-- START Data shown --

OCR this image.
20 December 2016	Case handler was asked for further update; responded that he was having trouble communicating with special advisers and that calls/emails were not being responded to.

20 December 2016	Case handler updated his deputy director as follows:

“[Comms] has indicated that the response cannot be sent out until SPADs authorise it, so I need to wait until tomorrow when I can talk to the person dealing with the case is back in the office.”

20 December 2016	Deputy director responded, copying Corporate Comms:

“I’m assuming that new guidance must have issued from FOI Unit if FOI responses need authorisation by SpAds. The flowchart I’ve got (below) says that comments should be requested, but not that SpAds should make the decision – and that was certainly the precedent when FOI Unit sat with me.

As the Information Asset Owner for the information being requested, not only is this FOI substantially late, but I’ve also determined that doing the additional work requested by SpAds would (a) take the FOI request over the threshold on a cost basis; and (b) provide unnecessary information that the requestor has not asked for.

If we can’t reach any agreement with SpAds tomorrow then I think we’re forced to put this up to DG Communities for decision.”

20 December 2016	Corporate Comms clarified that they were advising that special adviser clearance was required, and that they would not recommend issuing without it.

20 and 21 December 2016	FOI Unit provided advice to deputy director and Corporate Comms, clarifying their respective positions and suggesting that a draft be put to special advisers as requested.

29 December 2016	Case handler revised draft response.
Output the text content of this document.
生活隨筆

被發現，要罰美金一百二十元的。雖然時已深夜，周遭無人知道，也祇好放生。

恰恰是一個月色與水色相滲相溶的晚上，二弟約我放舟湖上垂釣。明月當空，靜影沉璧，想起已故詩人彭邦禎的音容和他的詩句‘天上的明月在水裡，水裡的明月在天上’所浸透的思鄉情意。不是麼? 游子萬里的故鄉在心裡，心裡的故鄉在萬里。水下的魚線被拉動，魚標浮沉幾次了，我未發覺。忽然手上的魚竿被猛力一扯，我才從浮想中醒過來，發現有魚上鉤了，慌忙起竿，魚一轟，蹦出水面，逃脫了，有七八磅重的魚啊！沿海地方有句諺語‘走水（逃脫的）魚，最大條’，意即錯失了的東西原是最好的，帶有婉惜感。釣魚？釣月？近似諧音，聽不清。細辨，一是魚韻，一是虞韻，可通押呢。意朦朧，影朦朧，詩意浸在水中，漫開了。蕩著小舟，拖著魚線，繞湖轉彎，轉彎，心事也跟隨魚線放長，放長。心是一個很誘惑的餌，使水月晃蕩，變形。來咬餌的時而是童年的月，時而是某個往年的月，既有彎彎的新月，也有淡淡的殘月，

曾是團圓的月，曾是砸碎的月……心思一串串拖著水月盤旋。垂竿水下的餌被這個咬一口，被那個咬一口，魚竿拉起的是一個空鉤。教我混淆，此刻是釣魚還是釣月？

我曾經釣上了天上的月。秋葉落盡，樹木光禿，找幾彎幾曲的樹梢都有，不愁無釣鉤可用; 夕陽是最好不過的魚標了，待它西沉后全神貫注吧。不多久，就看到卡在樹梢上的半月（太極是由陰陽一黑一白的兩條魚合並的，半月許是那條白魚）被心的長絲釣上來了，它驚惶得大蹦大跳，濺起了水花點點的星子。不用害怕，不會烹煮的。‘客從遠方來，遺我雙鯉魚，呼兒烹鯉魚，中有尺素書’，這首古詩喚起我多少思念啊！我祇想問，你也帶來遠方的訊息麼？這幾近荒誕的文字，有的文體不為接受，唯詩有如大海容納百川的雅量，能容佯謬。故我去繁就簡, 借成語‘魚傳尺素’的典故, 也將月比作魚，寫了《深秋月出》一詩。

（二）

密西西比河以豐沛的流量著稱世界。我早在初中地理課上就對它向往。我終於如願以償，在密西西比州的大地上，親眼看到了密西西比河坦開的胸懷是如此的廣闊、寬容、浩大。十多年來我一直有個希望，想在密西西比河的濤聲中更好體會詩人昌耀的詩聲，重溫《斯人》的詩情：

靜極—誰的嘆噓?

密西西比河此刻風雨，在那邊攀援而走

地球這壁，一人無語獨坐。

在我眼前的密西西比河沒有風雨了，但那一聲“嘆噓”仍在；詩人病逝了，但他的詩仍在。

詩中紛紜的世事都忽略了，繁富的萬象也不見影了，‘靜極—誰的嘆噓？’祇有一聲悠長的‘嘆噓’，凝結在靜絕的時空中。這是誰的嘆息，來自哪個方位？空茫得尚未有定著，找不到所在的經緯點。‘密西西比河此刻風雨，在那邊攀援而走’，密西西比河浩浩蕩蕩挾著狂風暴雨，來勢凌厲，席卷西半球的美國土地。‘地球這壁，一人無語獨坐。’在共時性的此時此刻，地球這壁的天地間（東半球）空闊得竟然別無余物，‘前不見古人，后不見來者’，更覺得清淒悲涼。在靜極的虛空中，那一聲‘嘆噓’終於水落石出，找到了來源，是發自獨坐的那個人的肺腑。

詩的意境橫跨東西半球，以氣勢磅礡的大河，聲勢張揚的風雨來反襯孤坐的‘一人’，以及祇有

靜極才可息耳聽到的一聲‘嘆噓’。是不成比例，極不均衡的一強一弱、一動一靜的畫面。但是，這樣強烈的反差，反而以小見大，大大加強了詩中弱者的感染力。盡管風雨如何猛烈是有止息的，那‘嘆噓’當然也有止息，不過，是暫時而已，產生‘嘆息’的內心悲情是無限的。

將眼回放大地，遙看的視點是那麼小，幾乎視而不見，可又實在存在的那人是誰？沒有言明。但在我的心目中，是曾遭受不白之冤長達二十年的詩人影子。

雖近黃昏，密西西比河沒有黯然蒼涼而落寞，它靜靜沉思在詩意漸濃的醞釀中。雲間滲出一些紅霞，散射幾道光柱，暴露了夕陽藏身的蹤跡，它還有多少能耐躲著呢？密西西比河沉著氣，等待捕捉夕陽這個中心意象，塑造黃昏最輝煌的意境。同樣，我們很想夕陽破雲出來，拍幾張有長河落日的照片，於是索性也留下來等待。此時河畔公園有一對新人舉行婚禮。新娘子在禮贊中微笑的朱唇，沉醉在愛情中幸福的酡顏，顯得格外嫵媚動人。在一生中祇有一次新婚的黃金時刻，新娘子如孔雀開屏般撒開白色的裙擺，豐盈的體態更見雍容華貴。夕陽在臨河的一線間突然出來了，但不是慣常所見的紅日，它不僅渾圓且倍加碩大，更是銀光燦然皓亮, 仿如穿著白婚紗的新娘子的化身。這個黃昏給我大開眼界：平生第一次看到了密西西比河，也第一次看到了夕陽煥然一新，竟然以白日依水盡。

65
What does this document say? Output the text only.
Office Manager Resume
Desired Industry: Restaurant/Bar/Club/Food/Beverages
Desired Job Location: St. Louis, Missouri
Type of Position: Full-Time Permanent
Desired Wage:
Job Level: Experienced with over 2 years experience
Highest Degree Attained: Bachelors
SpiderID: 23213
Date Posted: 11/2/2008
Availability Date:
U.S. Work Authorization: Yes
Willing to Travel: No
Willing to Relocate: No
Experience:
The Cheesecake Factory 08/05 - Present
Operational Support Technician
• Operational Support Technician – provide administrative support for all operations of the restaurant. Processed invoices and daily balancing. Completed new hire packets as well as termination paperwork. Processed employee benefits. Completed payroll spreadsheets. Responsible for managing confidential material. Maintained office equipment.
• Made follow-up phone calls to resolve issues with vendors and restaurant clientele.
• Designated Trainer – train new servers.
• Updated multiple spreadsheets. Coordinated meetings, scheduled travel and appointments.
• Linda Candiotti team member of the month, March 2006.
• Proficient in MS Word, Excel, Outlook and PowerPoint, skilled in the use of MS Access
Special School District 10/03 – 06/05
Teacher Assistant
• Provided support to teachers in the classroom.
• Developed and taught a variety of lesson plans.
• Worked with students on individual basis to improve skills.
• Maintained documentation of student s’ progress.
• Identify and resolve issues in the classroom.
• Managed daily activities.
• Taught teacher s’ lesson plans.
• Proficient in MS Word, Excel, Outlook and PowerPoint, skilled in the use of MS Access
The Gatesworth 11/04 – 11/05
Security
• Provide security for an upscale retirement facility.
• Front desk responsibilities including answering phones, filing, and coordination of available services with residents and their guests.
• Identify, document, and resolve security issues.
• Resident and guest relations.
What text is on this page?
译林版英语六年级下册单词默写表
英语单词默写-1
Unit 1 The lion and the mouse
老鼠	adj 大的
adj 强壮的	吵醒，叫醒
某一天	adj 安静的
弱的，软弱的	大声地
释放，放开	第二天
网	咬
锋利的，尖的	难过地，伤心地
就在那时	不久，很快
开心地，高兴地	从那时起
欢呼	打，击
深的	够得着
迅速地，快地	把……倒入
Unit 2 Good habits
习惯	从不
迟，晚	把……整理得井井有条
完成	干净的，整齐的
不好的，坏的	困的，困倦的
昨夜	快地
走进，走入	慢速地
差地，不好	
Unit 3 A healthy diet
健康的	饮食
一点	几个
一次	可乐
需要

-- END Data shown --

Direction: Copy only this span: the line that contains "What text is on this page?", the last line, and every line between them.

Solution:
What text is on this page?
译林版英语六年级下册单词默写表
英语单词默写-1
Unit 1 The lion and the mouse
老鼠	adj 大的
adj 强壮的	吵醒，叫醒
某一天	adj 安静的
弱的，软弱的	大声地
释放，放开	第二天
网	咬
锋利的，尖的	难过地，伤心地
就在那时	不久，很快
开心地，高兴地	从那时起
欢呼	打，击
深的	够得着
迅速地，快地	把……倒入
Unit 2 Good habits
习惯	从不
迟，晚	把……整理得井井有条
完成	干净的，整齐的
不好的，坏的	困的，困倦的
昨夜	快地
走进，走入	慢速地
差地，不好	
Unit 3 A healthy diet
健康的	饮食
一点	几个
一次	可乐
需要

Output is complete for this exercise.